What needs to be done:
Return all lines with the word "monthly" in them.

Stored records:
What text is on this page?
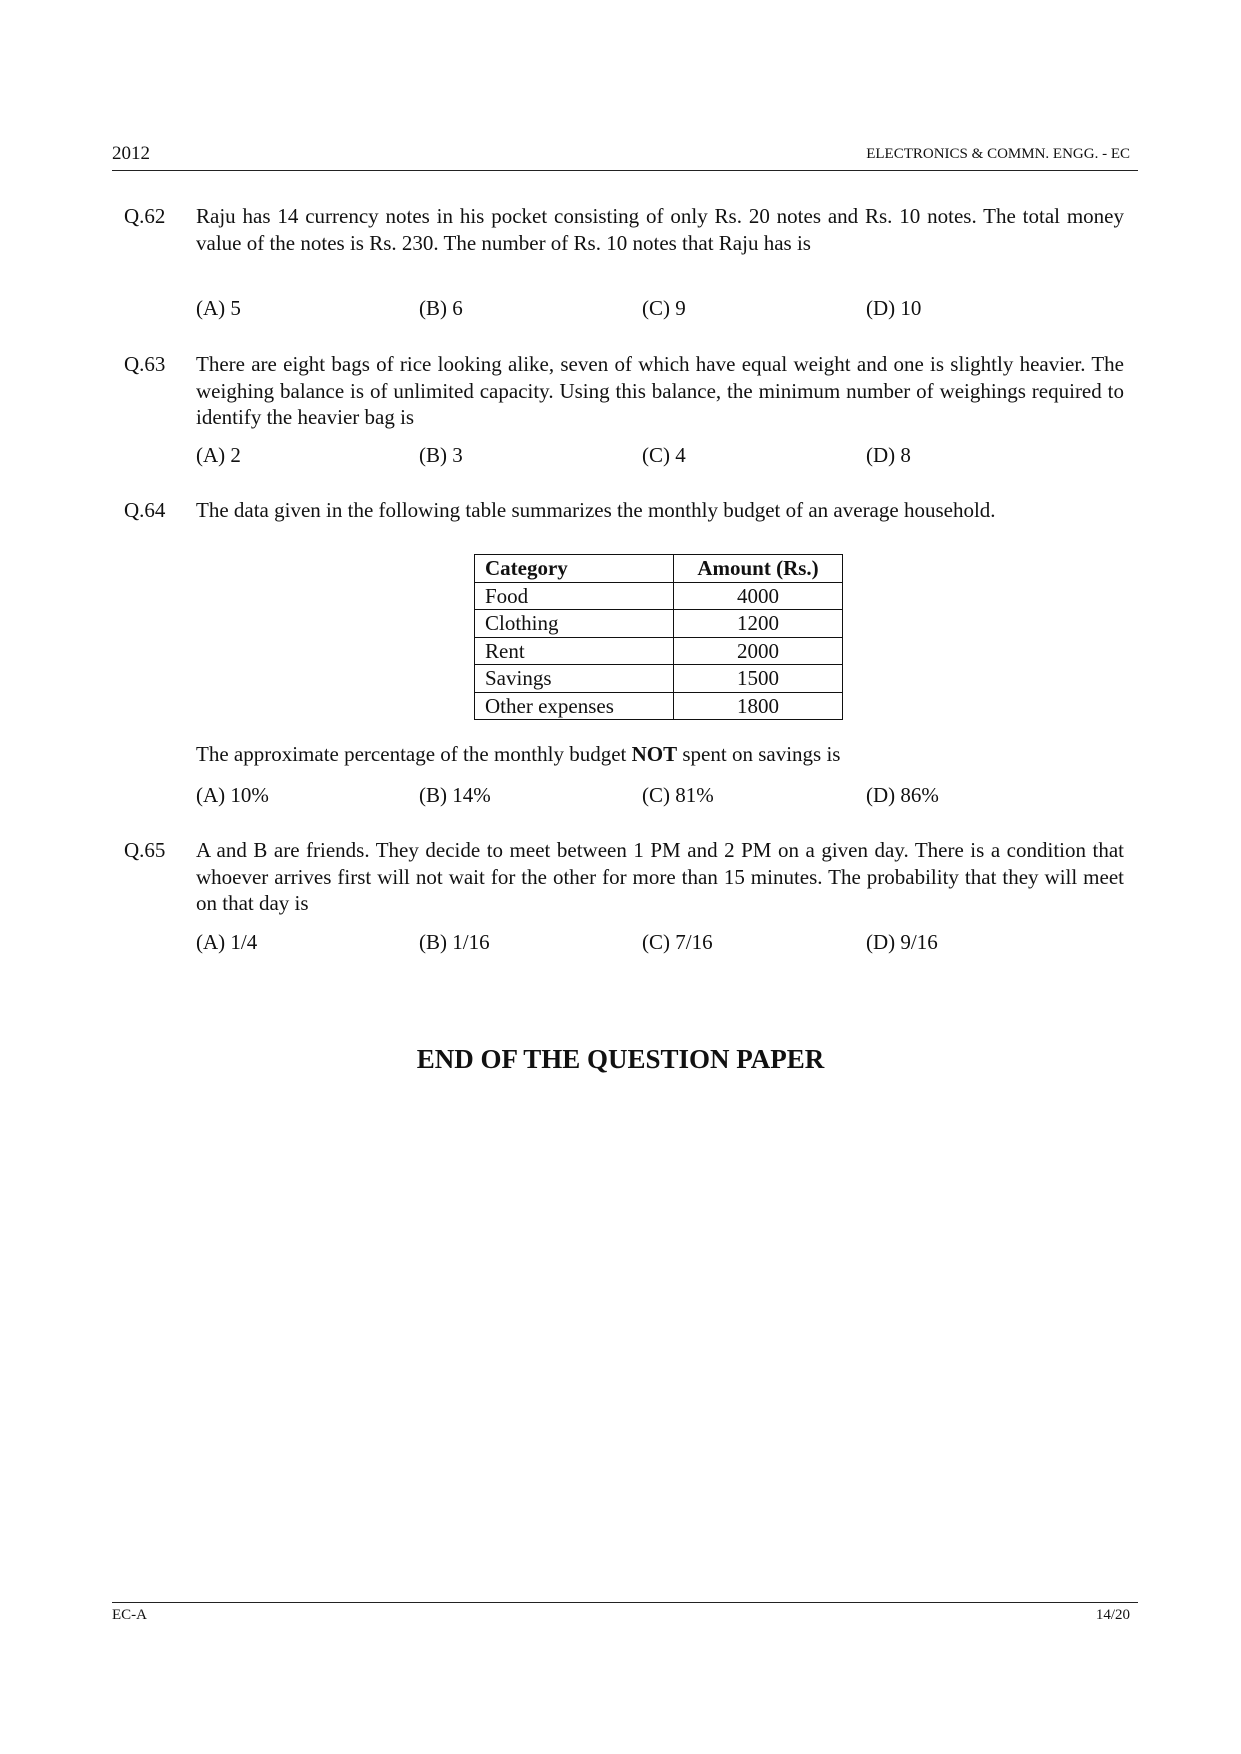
2012	ELECTRONICS & COMMN. ENGG. - EC
Q.62 Raju has 14 currency notes in his pocket consisting of only Rs. 20 notes and Rs. 10 notes. The total money value of the notes is Rs. 230. The number of Rs. 10 notes that Raju has is
(A) 5	(B) 6	(C) 9	(D) 10
Q.63 There are eight bags of rice looking alike, seven of which have equal weight and one is slightly heavier. The weighing balance is of unlimited capacity. Using this balance, the minimum number of weighings required to identify the heavier bag is
(A) 2	(B) 3	(C) 4	(D) 8
Q.64 The data given in the following table summarizes the monthly budget of an average household.
Category	Amount (Rs.)
Food	4000
Clothing	1200
Rent	2000
Savings	1500
Other expenses	1800
The approximate percentage of the monthly budget NOT spent on savings is
(A) 10%	(B) 14%	(C) 81%	(D) 86%
Q.65 A and B are friends. They decide to meet between 1 PM and 2 PM on a given day. There is a condition that whoever arrives first will not wait for the other for more than 15 minutes. The probability that they will meet on that day is
(A) 1/4	(B) 1/16	(C) 7/16	(D) 9/16
END OF THE QUESTION PAPER
EC-A	14/20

Solution to this exercise:
Q.64 The data given in the following table summarizes the monthly budget of an average household.
The approximate percentage of the monthly budget NOT spent on savings is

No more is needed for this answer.